[Saved data entries]
- - - - -

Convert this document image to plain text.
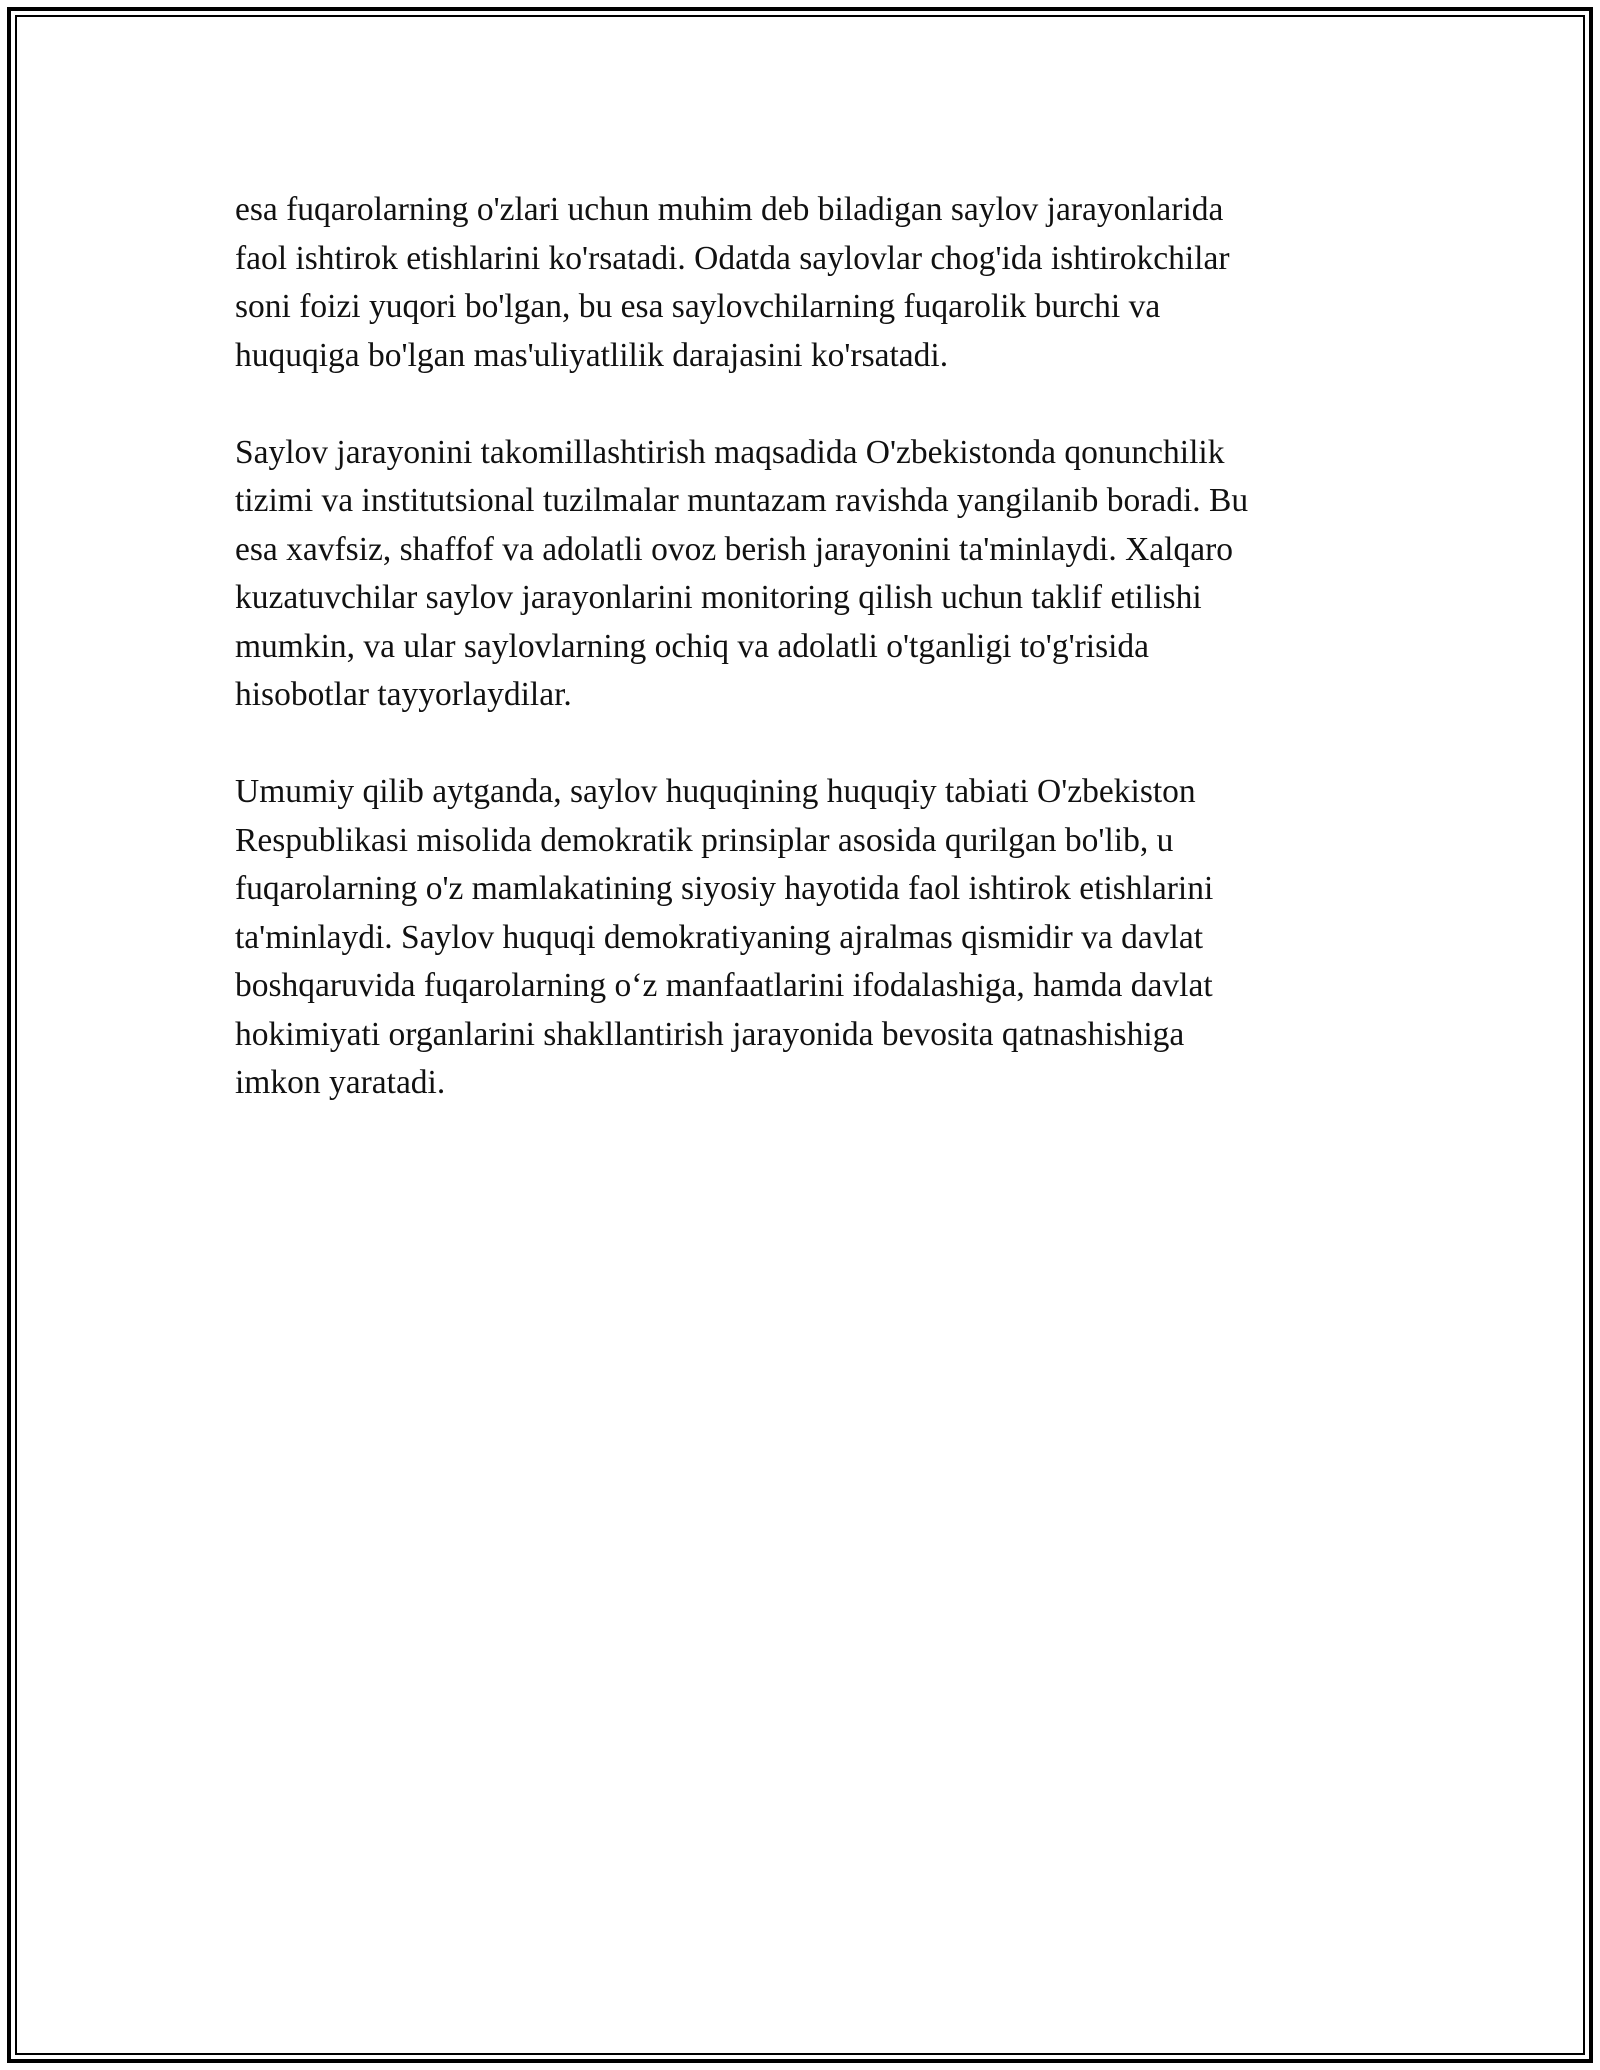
esa fuqarolarning o'zlari uchun muhim deb biladigan saylov jarayonlarida
faol ishtirok etishlarini ko'rsatadi. Odatda saylovlar chog'ida ishtirokchilar
soni foizi yuqori bo'lgan, bu esa saylovchilarning fuqarolik burchi va
huquqiga bo'lgan mas'uliyatlilik darajasini ko'rsatadi.

Saylov jarayonini takomillashtirish maqsadida O'zbekistonda qonunchilik
tizimi va institutsional tuzilmalar muntazam ravishda yangilanib boradi. Bu
esa xavfsiz, shaffof va adolatli ovoz berish jarayonini ta'minlaydi. Xalqaro
kuzatuvchilar saylov jarayonlarini monitoring qilish uchun taklif etilishi
mumkin, va ular saylovlarning ochiq va adolatli o'tganligi to'g'risida
hisobotlar tayyorlaydilar.

Umumiy qilib aytganda, saylov huquqining huquqiy tabiati O'zbekiston
Respublikasi misolida demokratik prinsiplar asosida qurilgan bo'lib, u
fuqarolarning o'z mamlakatining siyosiy hayotida faol ishtirok etishlarini
ta'minlaydi. Saylov huquqi demokratiyaning ajralmas qismidir va davlat
boshqaruvida fuqarolarning o‘z manfaatlarini ifodalashiga, hamda davlat
hokimiyati organlarini shakllantirish jarayonida bevosita qatnashishiga
imkon yaratadi.
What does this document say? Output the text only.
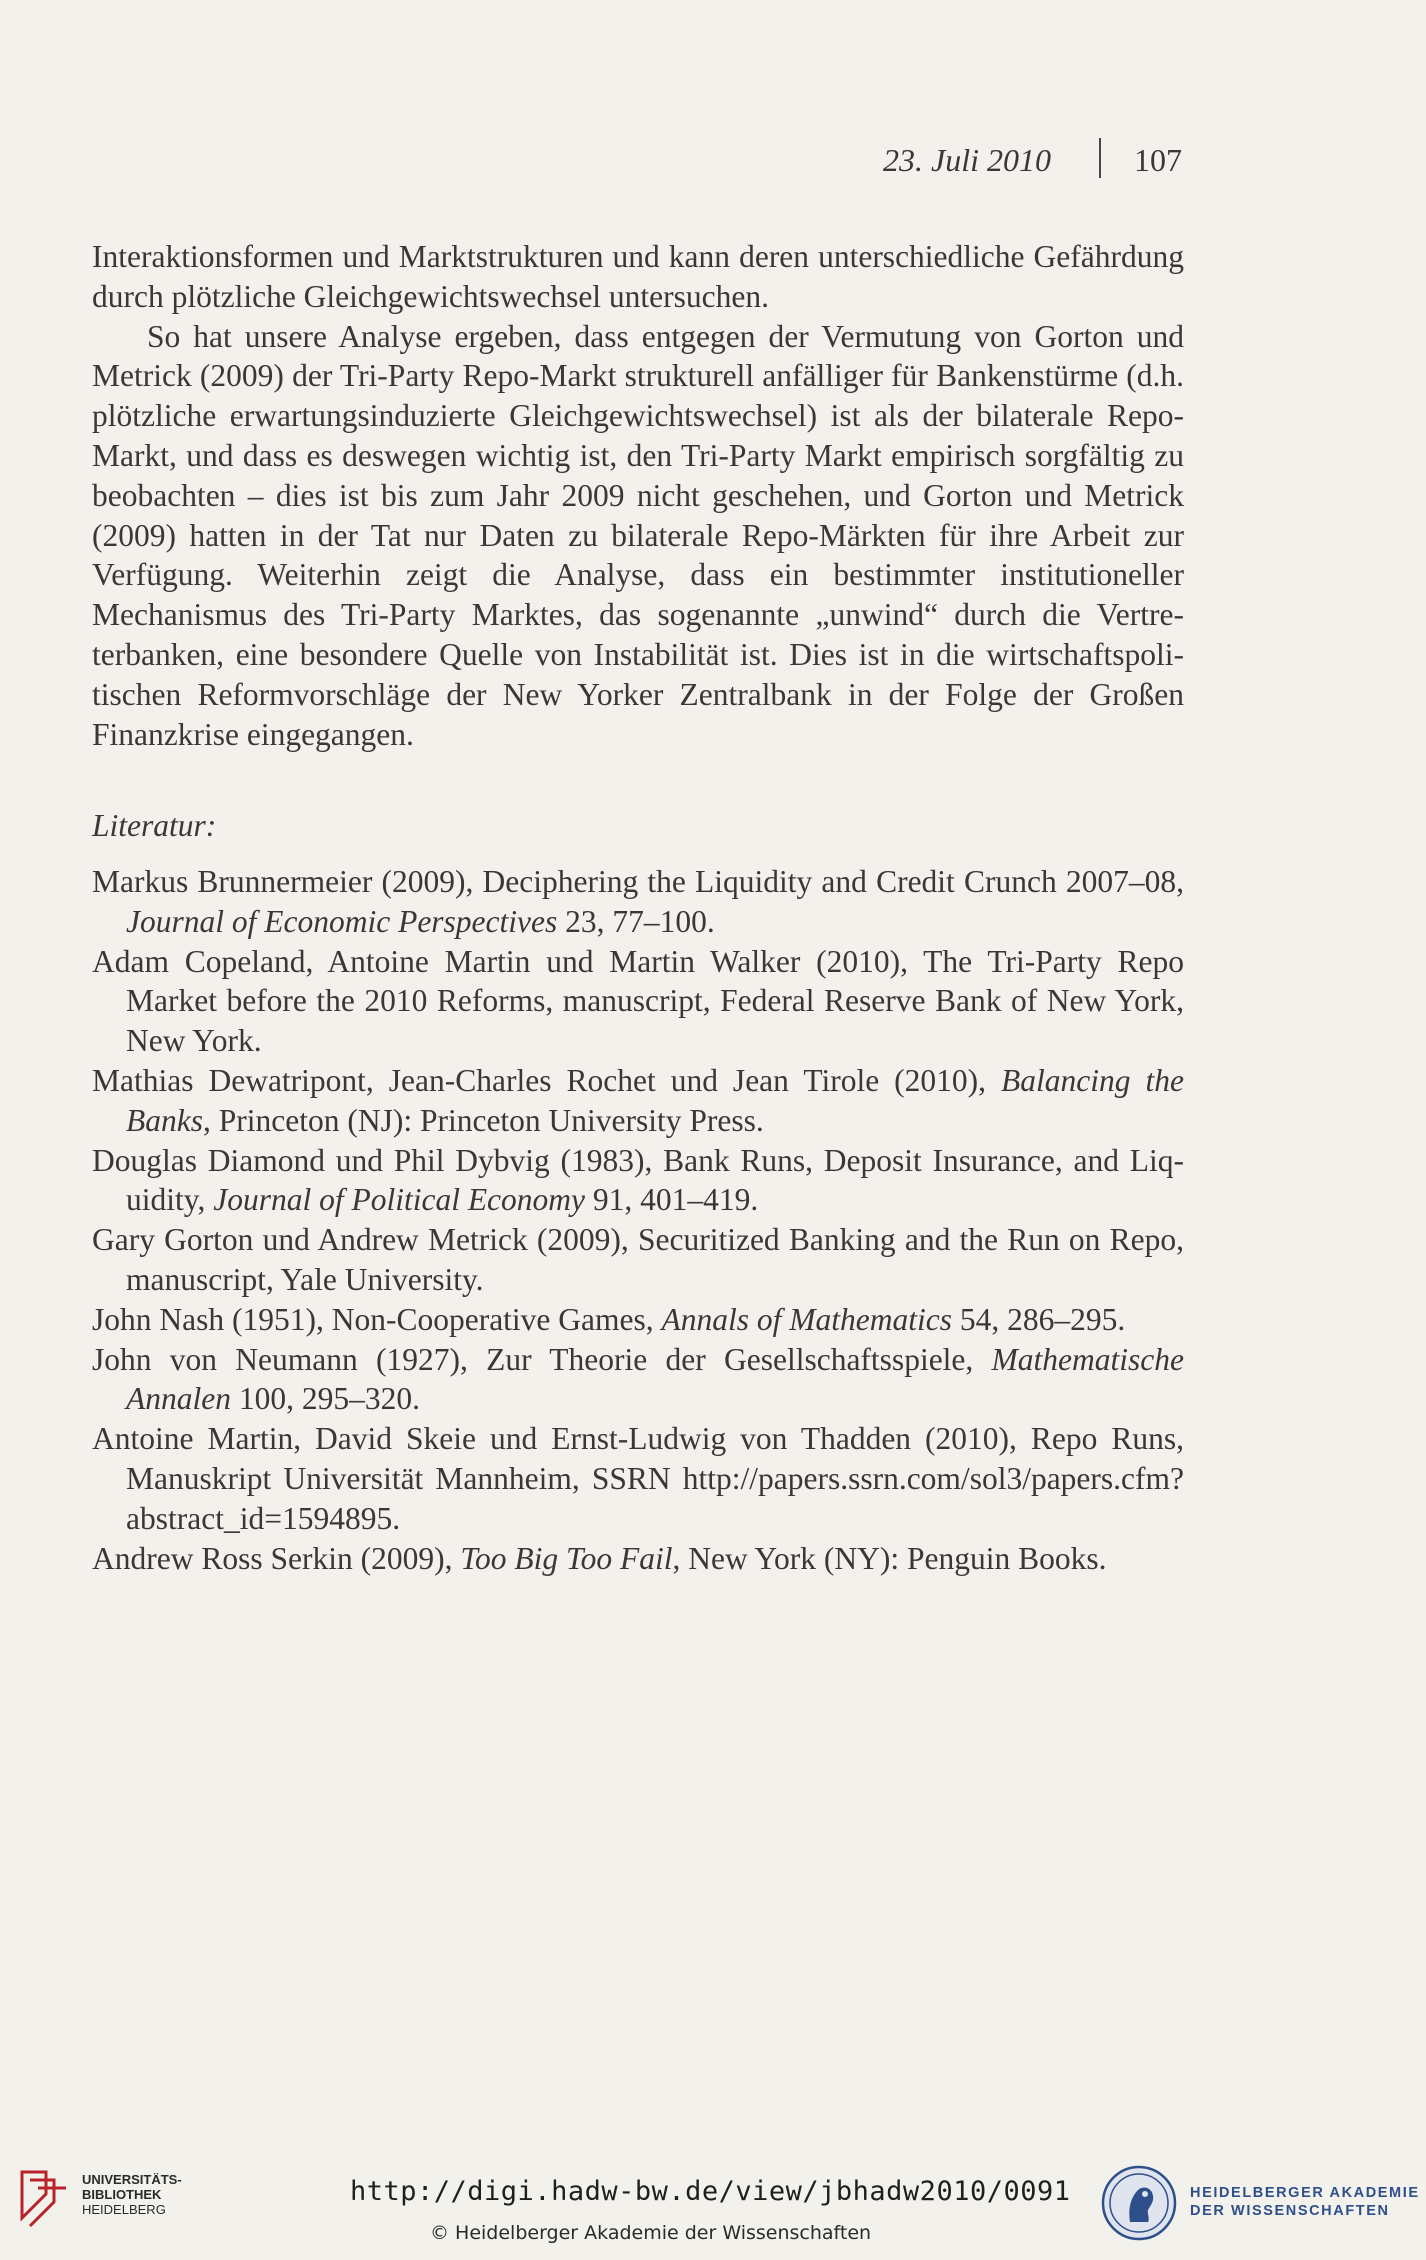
23. Juli 2010	107

Interaktionsformen und Marktstrukturen und kann deren unterschiedliche Gefährdung durch plötzliche Gleichgewichtswechsel untersuchen.

So hat unsere Analyse ergeben, dass entgegen der Vermutung von Gorton und Metrick (2009) der Tri-Party Repo-Markt strukturell anfälliger für Bankenstürme (d.h. plötzliche erwartungsinduzierte Gleichgewichtswechsel) ist als der bilaterale Repo-Markt, und dass es deswegen wichtig ist, den Tri-Party Markt empirisch sorgfältig zu beobachten – dies ist bis zum Jahr 2009 nicht geschehen, und Gorton und Metrick (2009) hatten in der Tat nur Daten zu bilaterale Repo-Märkten für ihre Arbeit zur Verfügung. Weiterhin zeigt die Analyse, dass ein bestimmter institutioneller Mechanismus des Tri-Party Marktes, das sogenannte „unwind“ durch die Vertreterbanken, eine besondere Quelle von Instabilität ist. Dies ist in die wirtschaftspolitischen Reformvorschläge der New Yorker Zentralbank in der Folge der Großen Finanzkrise eingegangen.

Literatur:

Markus Brunnermeier (2009), Deciphering the Liquidity and Credit Crunch 2007–08, Journal of Economic Perspectives 23, 77–100.

Adam Copeland, Antoine Martin und Martin Walker (2010), The Tri-Party Repo Market before the 2010 Reforms, manuscript, Federal Reserve Bank of New York, New York.

Mathias Dewatripont, Jean-Charles Rochet und Jean Tirole (2010), Balancing the Banks, Princeton (NJ): Princeton University Press.

Douglas Diamond und Phil Dybvig (1983), Bank Runs, Deposit Insurance, and Liquidity, Journal of Political Economy 91, 401–419.

Gary Gorton und Andrew Metrick (2009), Securitized Banking and the Run on Repo, manuscript, Yale University.

John Nash (1951), Non-Cooperative Games, Annals of Mathematics 54, 286–295.

John von Neumann (1927), Zur Theorie der Gesellschaftsspiele, Mathematische Annalen 100, 295–320.

Antoine Martin, David Skeie und Ernst-Ludwig von Thadden (2010), Repo Runs, Manuskript Universität Mannheim, SSRN http://papers.ssrn.com/sol3/papers.​cfm?abstract_id=1594895.

Andrew Ross Serkin (2009), Too Big Too Fail, New York (NY): Penguin Books.

UNIVERSITÄTS-
BIBLIOTHEK
HEIDELBERG
http://digi.hadw-bw.de/view/jbhadw2010/0091
© Heidelberger Akademie der Wissenschaften
HEIDELBERGER AKADEMIE
DER WISSENSCHAFTEN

- - - - -

▶ BRIEF: Pull out every line in the material above where "Gleichgewichtswechsel" occurs.

▶ ANSWER TO THE EXERCISE:
Interaktionsformen und Marktstrukturen und kann deren unterschiedliche Gefährdung durch plötzliche Gleichgewichtswechsel untersuchen.
So hat unsere Analyse ergeben, dass entgegen der Vermutung von Gorton und Metrick (2009) der Tri-Party Repo-Markt strukturell anfälliger für Bankenstürme (d.h. plötzliche erwartungsinduzierte Gleichgewichtswechsel) ist als der bilaterale Repo-Markt, und dass es deswegen wichtig ist, den Tri-Party Markt empirisch sorgfältig zu beobachten – dies ist bis zum Jahr 2009 nicht geschehen, und Gorton und Metrick (2009) hatten in der Tat nur Daten zu bilaterale Repo-Märkten für ihre Arbeit zur Verfügung. Weiterhin zeigt die Analyse, dass ein bestimmter institutioneller Mechanismus des Tri-Party Marktes, das sogenannte „unwind“ durch die Vertreterbanken, eine besondere Quelle von Instabilität ist. Dies ist in die wirtschaftspolitischen Reformvorschläge der New Yorker Zentralbank in der Folge der Großen Finanzkrise eingegangen.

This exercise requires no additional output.